From the listing below, return each line that includes "unexplained".

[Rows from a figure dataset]
========================================
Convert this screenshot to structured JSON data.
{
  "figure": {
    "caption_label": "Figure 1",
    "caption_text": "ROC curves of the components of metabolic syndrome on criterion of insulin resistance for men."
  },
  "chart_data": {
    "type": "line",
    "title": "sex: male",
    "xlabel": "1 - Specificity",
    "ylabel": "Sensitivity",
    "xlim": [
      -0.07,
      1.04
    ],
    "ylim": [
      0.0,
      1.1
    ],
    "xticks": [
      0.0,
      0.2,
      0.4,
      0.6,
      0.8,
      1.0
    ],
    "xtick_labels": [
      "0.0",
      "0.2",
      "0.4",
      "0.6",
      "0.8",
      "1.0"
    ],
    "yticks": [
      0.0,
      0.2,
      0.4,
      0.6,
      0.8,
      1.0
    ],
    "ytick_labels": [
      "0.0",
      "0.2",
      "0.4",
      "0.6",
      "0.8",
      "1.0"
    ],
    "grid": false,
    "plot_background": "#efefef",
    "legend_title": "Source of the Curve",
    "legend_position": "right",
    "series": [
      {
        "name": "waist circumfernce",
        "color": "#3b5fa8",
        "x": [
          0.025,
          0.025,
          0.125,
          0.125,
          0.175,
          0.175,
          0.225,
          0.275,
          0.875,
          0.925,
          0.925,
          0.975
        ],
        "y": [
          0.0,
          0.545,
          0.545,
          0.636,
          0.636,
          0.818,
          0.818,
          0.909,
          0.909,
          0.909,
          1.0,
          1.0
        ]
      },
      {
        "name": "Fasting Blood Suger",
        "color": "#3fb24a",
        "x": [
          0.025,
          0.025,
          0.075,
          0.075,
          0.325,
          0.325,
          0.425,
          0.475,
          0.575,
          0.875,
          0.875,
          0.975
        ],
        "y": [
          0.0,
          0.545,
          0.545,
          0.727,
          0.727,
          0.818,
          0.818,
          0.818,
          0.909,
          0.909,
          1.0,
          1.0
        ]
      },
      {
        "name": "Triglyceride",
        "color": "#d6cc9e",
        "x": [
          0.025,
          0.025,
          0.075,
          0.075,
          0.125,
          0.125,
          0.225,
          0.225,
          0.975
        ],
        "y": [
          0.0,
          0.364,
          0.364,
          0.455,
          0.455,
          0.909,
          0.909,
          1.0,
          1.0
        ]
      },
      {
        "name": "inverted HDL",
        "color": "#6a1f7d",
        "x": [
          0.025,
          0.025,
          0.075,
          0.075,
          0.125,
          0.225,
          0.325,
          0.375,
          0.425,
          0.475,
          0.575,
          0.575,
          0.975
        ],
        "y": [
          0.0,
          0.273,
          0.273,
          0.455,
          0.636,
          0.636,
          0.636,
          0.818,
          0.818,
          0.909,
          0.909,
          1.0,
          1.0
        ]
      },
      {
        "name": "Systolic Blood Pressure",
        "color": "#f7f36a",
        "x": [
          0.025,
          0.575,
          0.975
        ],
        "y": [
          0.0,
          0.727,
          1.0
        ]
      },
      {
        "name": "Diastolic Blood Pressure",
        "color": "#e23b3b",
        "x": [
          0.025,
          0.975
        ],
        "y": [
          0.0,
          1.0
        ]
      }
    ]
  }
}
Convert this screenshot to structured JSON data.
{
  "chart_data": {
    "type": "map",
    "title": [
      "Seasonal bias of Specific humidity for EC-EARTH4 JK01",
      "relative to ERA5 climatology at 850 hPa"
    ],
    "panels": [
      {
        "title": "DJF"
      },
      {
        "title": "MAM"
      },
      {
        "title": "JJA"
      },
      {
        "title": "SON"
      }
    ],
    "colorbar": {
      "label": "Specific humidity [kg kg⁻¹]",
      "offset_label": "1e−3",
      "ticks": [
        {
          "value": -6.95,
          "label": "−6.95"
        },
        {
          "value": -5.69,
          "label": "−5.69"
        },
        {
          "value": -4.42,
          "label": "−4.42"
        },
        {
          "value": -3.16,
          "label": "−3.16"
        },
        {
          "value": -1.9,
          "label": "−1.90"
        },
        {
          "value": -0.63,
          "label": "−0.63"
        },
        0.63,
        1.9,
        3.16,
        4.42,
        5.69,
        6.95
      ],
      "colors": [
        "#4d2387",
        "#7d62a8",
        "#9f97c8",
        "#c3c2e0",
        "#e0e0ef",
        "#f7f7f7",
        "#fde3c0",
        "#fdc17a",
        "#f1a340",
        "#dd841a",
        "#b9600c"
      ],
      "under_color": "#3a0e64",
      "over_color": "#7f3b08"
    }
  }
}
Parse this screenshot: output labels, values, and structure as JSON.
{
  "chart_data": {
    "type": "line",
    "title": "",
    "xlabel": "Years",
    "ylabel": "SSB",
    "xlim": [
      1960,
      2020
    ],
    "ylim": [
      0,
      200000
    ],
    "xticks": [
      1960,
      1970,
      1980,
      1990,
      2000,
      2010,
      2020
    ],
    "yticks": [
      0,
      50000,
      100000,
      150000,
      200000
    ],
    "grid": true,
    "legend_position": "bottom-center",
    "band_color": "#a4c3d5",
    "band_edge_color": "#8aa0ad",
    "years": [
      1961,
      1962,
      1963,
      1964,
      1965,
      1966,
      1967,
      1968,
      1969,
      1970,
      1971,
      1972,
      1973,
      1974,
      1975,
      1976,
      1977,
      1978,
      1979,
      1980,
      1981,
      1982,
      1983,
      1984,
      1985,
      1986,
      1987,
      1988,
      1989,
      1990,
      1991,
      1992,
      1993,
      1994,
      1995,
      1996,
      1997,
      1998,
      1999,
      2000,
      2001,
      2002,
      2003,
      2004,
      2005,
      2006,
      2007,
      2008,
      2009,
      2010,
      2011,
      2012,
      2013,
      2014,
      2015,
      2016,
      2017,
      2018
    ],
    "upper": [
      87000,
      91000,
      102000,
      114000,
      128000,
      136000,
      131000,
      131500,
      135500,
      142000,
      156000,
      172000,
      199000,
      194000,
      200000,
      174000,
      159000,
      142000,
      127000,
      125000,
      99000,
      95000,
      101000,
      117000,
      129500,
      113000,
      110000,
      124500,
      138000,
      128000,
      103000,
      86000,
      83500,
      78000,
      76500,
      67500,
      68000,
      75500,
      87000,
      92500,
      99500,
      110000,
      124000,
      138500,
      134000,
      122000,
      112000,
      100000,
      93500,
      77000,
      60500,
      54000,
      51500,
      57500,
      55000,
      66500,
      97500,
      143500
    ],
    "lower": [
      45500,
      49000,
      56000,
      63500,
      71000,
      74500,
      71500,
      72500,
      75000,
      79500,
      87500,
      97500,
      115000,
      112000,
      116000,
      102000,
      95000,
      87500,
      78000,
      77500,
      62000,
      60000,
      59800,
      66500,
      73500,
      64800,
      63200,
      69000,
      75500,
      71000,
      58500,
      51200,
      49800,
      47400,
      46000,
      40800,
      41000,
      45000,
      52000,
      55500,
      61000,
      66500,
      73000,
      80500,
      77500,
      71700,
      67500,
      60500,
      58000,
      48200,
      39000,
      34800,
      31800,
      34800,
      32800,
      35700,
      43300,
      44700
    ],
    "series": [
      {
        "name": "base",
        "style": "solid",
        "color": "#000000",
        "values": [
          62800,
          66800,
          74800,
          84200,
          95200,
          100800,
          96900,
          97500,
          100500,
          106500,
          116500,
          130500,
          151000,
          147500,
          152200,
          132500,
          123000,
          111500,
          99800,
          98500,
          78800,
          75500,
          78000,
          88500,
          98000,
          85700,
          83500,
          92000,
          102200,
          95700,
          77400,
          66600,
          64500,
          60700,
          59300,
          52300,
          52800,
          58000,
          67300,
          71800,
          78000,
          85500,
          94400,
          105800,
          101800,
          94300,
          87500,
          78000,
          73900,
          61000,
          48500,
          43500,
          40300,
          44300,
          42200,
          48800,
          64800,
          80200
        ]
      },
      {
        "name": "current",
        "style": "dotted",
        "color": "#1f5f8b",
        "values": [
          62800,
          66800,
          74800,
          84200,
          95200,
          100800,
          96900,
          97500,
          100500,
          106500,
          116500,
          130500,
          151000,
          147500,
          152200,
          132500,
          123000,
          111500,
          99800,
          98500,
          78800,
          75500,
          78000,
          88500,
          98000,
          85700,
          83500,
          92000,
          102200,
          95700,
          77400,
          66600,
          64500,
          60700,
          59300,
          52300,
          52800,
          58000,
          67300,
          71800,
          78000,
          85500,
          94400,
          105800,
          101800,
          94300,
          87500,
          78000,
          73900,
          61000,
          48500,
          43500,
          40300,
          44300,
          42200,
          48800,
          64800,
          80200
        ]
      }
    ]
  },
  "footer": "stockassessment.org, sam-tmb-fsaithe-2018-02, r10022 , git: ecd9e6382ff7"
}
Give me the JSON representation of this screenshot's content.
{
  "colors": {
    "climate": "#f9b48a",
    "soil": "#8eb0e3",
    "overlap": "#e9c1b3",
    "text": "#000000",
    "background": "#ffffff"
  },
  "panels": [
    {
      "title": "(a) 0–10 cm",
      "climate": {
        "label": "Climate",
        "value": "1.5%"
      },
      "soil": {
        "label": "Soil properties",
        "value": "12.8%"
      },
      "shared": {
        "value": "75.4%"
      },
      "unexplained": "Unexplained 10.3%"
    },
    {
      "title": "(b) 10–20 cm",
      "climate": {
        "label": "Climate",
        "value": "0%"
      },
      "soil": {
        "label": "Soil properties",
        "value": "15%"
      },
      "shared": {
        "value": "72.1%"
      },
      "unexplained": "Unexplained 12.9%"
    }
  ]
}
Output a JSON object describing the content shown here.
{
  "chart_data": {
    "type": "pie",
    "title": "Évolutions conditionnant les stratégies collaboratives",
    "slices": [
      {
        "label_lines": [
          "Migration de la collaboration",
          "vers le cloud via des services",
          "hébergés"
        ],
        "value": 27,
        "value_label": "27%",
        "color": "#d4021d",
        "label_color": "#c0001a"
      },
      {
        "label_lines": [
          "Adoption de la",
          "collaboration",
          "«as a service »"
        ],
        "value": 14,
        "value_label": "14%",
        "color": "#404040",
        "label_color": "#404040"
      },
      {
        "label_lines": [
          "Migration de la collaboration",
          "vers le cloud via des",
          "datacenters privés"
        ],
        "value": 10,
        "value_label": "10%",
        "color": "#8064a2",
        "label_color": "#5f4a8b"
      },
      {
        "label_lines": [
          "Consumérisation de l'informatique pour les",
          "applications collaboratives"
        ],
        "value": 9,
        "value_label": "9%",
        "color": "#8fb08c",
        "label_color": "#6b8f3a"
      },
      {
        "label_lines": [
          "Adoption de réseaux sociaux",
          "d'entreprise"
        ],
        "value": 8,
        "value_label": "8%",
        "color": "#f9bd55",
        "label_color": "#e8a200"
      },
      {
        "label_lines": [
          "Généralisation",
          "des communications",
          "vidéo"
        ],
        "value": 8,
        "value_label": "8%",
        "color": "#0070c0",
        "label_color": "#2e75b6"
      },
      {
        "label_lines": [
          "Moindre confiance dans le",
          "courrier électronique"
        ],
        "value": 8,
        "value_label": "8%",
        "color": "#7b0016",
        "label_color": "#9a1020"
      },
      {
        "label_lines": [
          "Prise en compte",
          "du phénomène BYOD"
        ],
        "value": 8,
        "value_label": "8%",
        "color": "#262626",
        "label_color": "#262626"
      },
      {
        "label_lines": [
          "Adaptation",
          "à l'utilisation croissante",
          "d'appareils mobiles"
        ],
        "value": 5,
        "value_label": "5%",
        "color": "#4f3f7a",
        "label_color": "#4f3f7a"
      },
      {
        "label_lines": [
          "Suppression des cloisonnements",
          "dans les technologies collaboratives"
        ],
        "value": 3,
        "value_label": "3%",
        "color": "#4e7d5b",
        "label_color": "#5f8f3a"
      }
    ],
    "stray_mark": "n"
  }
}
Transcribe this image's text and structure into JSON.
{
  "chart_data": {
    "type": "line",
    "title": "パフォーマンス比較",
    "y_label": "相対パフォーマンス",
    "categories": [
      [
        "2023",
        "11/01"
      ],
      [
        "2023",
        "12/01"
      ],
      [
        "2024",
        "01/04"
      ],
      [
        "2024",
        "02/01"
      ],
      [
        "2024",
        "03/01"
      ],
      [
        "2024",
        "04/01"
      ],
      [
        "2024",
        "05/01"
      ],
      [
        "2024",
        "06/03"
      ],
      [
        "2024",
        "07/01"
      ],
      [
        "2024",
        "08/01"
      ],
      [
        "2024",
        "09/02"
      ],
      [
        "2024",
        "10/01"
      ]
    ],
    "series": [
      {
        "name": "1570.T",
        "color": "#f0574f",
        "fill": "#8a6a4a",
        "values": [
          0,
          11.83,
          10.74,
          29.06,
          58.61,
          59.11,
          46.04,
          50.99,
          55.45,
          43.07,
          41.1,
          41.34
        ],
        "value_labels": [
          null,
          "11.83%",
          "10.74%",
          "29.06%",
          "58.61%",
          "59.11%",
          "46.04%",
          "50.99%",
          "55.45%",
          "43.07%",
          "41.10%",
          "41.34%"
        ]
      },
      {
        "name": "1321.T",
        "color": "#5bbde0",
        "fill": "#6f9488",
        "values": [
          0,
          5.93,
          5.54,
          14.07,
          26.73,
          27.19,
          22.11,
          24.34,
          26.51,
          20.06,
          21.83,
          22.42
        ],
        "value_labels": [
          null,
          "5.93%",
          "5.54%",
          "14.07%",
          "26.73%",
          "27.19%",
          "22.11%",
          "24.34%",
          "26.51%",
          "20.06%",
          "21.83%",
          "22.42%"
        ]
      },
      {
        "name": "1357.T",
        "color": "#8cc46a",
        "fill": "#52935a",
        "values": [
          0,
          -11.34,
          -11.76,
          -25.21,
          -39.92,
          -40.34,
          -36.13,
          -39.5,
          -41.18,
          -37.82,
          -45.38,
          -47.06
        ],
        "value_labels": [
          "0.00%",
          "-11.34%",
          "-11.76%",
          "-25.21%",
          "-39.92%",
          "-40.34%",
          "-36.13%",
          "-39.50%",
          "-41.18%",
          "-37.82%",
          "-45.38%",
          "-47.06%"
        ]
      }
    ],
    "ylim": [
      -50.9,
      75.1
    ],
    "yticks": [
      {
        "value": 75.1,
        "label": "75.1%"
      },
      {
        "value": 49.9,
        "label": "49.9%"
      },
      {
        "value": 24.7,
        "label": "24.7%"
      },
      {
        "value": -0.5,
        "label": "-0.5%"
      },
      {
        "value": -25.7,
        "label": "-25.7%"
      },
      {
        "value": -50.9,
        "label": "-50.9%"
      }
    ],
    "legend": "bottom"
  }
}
========================================
*EXERCISE SOLUTION*:
      "unexplained": "Unexplained 10.3%"
      "unexplained": "Unexplained 12.9%"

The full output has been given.